→ **Problem to work on**
Identify each line in the records that contains the string "swatch", and copy every such line.

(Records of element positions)
____

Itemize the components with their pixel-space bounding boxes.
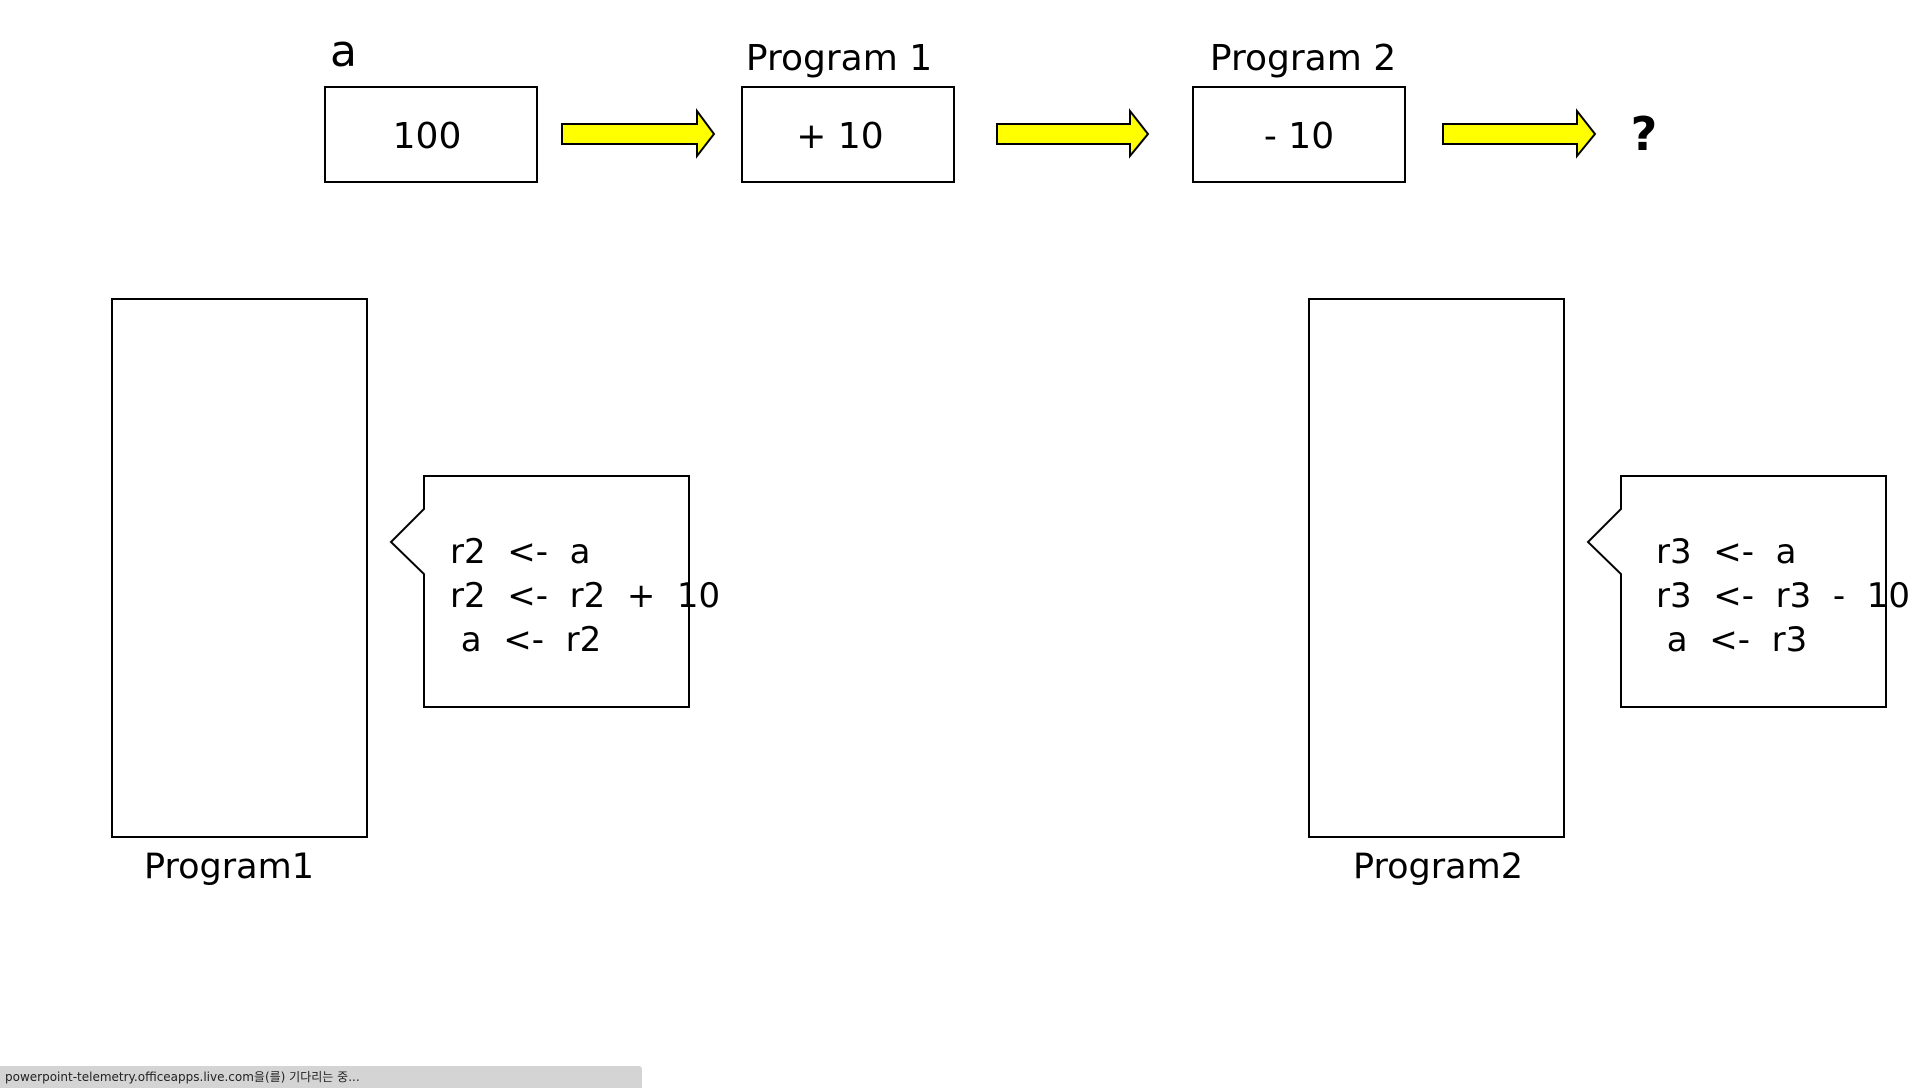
initial-value-text: 100 bbox=[393, 116, 462, 157]
program2-op-box bbox=[1192, 86, 1406, 183]
program1-title: Program 1 bbox=[746, 38, 932, 79]
program2-code-line-1: r3 <- a bbox=[1656, 532, 1796, 572]
flow-arrow-1 bbox=[561, 107, 716, 159]
program1-code-line-1: r2 <- a bbox=[450, 532, 590, 572]
program2-code-line-2: r3 <- r3 - 10 bbox=[1656, 576, 1910, 616]
program1-code-callout bbox=[389, 475, 690, 708]
program1-box bbox=[111, 298, 368, 838]
program1-code-line-2: r2 <- r2 + 10 bbox=[450, 576, 720, 616]
program1-op-box bbox=[741, 86, 955, 183]
program1-code-line-3: a <- r2 bbox=[450, 620, 601, 660]
program2-code-line-3: a <- r3 bbox=[1656, 620, 1807, 660]
program2-box bbox=[1308, 298, 1565, 838]
program2-code-callout bbox=[1586, 475, 1887, 708]
flow-arrow-3 bbox=[1442, 108, 1597, 159]
result-text: ? bbox=[1631, 107, 1658, 161]
program1-label: Program1 bbox=[144, 847, 314, 887]
program1-op-text: + 10 bbox=[796, 116, 883, 157]
flow-arrow-2 bbox=[996, 108, 1150, 159]
initial-value-box bbox=[324, 86, 538, 183]
variable-label: a bbox=[330, 26, 357, 77]
program2-label: Program2 bbox=[1353, 847, 1523, 887]
program2-title: Program 2 bbox=[1210, 38, 1396, 79]
program2-op-text: - 10 bbox=[1264, 116, 1334, 157]
browser-status-bar: powerpoint-telemetry.officeapps.live.com… bbox=[0, 1066, 642, 1088]
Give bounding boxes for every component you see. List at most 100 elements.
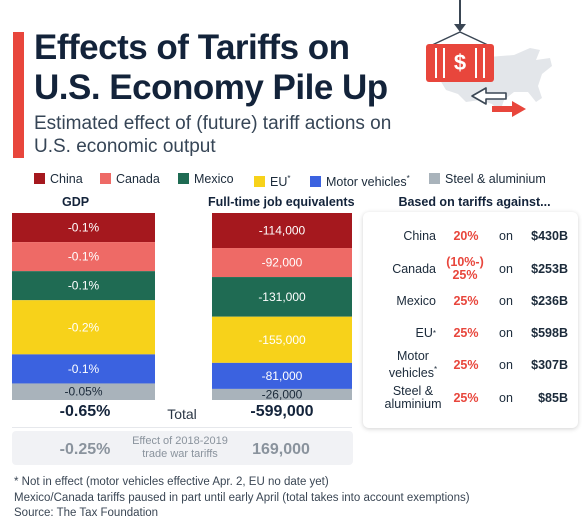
legend-label: Steel & aluminium [445,172,546,186]
page-title: Effects of Tariffs on U.S. Economy Pile … [34,28,388,107]
tariff-amount: $307B [531,358,568,372]
tariff-amount: $253B [531,262,568,276]
tariff-amount: $236B [531,294,568,308]
gdp-segment-china [12,213,155,243]
legend-swatch [100,173,111,184]
footnote-exemptions: Mexico/Canada tariffs paused in part unt… [14,491,470,504]
crane-hook-icon [429,0,491,47]
title-accent-bar [13,32,24,158]
tariff-on-label: on [499,391,513,405]
tariff-rate: 20% [453,228,479,243]
gdp-segment-motor-vehicles [12,354,155,384]
tariff-rate: 25% [453,390,479,405]
legend-footnote-mark: * [406,174,410,183]
gdp-label-china: -0.1% [68,221,100,235]
svg-text:$: $ [454,50,466,75]
tariff-rate: 25% [453,325,479,340]
tariff-row-steel-aluminium: Steel & aluminium 25% on $85B [363,383,578,413]
legend-swatch [178,173,189,184]
gdp-total: -0.65% [59,403,111,420]
legend-swatch [254,176,265,188]
jobs-total: -599,000 [250,403,314,420]
legend-label: EU [270,175,288,190]
gdp-segment-steel-aluminium [12,383,155,400]
tariff-target: China [403,228,436,243]
legend-footnote-mark: * [287,174,291,183]
jobs-label-china: -114,000 [259,224,306,238]
gdp-svg: -0.1% -0.1% -0.1% -0.2% -0.1% -0.05% [12,213,155,400]
legend-item-steel-aluminium: Steel & aluminium [429,170,546,188]
tariff-on-label: on [499,262,513,276]
tariff-on-label: on [499,294,513,308]
jobs-chart-title: Full-time job equivalents [208,195,355,209]
tariff-rate: 25% [453,357,479,372]
tariff-target: Motor vehicles* [388,348,438,381]
gdp-stacked-bar: -0.1% -0.1% -0.1% -0.2% -0.1% -0.05% [12,213,155,400]
jobs-segment-eu [212,316,352,363]
shipping-container-icon [426,44,494,82]
gdp-label-canada: -0.1% [68,250,100,264]
gdp-chart-title: GDP [62,195,90,209]
legend-label: Motor vehicles [326,175,407,190]
jobs-label-canada: -92,000 [262,256,303,270]
footnotes: * Not in effect (motor vehicles effectiv… [14,475,470,522]
legend-item-mexico: Mexico [178,170,234,188]
legend-item-china: China [34,170,83,188]
legend-item-motor-vehicles: Motor vehicles* [310,170,410,190]
tariff-target: Steel & aluminium [384,384,442,411]
legend-swatch [34,173,45,184]
jobs-segment-china [212,213,352,249]
jobs-label-steel-aluminium: -26,000 [262,387,303,400]
trade-war-label: Effect of 2018-2019 trade war tariffs [132,435,228,460]
legend-label: Canada [116,172,160,186]
dollar-sign-icon: $ [454,50,466,75]
legend-label: China [50,172,83,186]
jobs-segment-mexico [212,277,352,317]
tariff-amount: $430B [531,229,568,243]
legend-swatch [429,173,440,184]
tariff-target: Mexico [396,293,436,308]
jobs-segment-steel-aluminium [212,388,352,400]
total-label: Total [167,406,197,422]
jobs-label-mexico: -131,000 [258,290,306,304]
jobs-label-motor-vehicles: -81,000 [262,369,303,383]
tariff-row-canada: Canada (10%-) 25% on $253B [363,254,578,284]
jobs-label-eu: -155,000 [258,333,306,347]
gdp-label-eu: -0.2% [68,320,100,334]
trade-war-effect-box [12,431,353,465]
tariff-amount: $85B [538,391,568,405]
legend-swatch [310,176,321,188]
tariff-rate: 25% [453,293,479,308]
jobs-segment-motor-vehicles [212,362,352,389]
tariffs-header: Based on tariffs against... [398,195,551,209]
jobs-svg: -114,000 -92,000 -131,000 -155,000 -81,000 -2… [212,213,352,400]
tariff-target: Canada [392,261,436,276]
gdp-label-mexico: -0.1% [68,279,100,293]
tariffs-panel [363,212,578,428]
gdp-label-steel-aluminium: -0.05% [64,385,102,399]
gdp-segment-mexico [12,271,155,301]
tariff-on-label: on [499,229,513,243]
trade-arrows-icon [471,87,526,117]
tariff-target: EU * [415,325,437,340]
jobs-segment-canada [212,248,352,278]
page-subtitle: Estimated effect of (future) tariff acti… [34,113,392,157]
tariff-row-eu: EU * 25% on $598B [363,318,578,348]
tariff-row-mexico: Mexico 25% on $236B [363,286,578,316]
total-row [12,402,352,428]
source-credit: Source: The Tax Foundation [14,507,159,519]
legend-item-eu: EU* [254,170,291,190]
tariff-on-label: on [499,326,513,340]
footnote-not-in-effect: * Not in effect (motor vehicles effectiv… [14,476,329,488]
legend-label: Mexico [194,172,234,186]
tariff-rate: (10%-) 25% [446,255,484,282]
tariff-on-label: on [499,358,513,372]
gdp-segment-eu [12,300,155,355]
tariff-illustration: $ [410,0,570,140]
jobs-stacked-bar: -114,000 -92,000 -131,000 -155,000 -81,000 -2… [212,213,352,400]
legend-item-canada: Canada [100,170,160,188]
trade-war-gdp: -0.25% [59,441,111,458]
gdp-segment-canada [12,242,155,272]
tariff-row-motor-vehicles: Motor vehicles* 25% on $307B [363,348,578,381]
tariff-row-china: China 20% on $430B [363,221,578,251]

____

→ **Solution for this problem**
legend-swatch [100,173,111,184]
legend-swatch [178,173,189,184]
legend-swatch [254,176,265,188]
legend-swatch [34,173,45,184]
legend-swatch [429,173,440,184]
legend-swatch [310,176,321,188]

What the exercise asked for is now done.